++++ Selected passage ++++

As Hasenet says in his / her answer, the biggest challenge you will face understanding general relativity (hereafter "GR") is the mathematics of differential geometry. I am not a Real Relativity-ist, but I do have a pretty good grip on the geometry side of things, so I’ll have a try to see whether I can help you along the lines of what I did for my daughter and friends at school.

You also might enjoy the very last chapter of the second volume of the Feynman Lectures on Physics. The chapter is called simply "Curved Space" and I would highly recommend you should read this.

For an intuitive understanding of GR you keep two things in mind:

  1. John Wheeler's immortal summary: ""Mass tells space-time how to curve, and space-time tells mass how to move."
  2. An accelerometer - as an instrument in a thought experiment – more on that soon – and, if you end up studying GR, I would go so far as to say teach yourself in some detail how real accelerometers work, especially the mass on spring ones and keep this working in mind as you’re doing the problems.

++++ Dataset records ++++

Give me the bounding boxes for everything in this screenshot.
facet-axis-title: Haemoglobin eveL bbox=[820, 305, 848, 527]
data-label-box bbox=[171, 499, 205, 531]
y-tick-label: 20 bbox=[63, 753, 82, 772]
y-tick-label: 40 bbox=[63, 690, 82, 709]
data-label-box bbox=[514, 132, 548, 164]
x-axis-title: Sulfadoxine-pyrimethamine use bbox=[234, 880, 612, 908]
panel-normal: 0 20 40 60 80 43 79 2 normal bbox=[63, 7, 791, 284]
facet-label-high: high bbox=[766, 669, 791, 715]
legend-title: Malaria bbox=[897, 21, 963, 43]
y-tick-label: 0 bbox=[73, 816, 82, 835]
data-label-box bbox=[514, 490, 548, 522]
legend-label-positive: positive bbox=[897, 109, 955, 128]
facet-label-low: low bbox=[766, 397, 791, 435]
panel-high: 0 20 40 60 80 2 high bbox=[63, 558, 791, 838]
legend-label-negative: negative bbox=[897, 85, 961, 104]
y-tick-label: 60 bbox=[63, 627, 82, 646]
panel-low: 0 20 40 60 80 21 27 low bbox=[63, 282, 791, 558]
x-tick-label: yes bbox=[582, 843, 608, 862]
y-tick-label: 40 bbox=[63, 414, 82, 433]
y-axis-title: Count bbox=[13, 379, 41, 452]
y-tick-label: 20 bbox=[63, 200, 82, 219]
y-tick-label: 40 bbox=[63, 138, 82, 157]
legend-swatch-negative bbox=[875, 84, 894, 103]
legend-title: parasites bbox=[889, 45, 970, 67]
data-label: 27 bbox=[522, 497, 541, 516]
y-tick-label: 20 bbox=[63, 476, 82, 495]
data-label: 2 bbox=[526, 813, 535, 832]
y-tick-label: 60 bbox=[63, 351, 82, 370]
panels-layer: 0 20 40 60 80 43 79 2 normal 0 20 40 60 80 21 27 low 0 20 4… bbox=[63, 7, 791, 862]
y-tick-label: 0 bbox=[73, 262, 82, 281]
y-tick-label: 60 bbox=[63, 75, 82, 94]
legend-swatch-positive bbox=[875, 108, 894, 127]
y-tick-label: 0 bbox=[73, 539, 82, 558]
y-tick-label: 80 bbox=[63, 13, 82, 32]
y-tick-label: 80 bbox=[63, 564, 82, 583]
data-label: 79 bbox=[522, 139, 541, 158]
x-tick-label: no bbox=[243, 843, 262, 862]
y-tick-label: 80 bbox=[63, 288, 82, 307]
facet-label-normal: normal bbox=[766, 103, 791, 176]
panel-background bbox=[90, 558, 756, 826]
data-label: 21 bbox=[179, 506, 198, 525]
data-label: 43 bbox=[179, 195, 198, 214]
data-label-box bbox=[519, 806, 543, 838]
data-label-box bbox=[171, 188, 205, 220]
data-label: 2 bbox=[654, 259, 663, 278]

++++

:: Problems to work on ::
a – Render this sentence from the passage on general relativity in French: "You also might enjoy the very last chapter of the second volume of the Feynman Lectures on Physics."
b – Name every person the passage on general relativity mentions by name.
c – Condense the paragraph of the passage on general relativity that opens "As Hasenet says" into two short sentences that keep its main facts.
The records were drawn from a separate source.

:: Solutions per task ::
a – Vous pourriez aussi apprécier le tout dernier chapitre du deuxième volume des Feynman Lectures on Physics.

b – Hasenet, Feynman, John Wheeler

c – Hasenet points out that the mathematics of differential geometry is the biggest challenge in understanding general relativity (GR). The writer, not a relativity expert but solid on the geometry, offers to help along the lines used with a daughter and friends at school.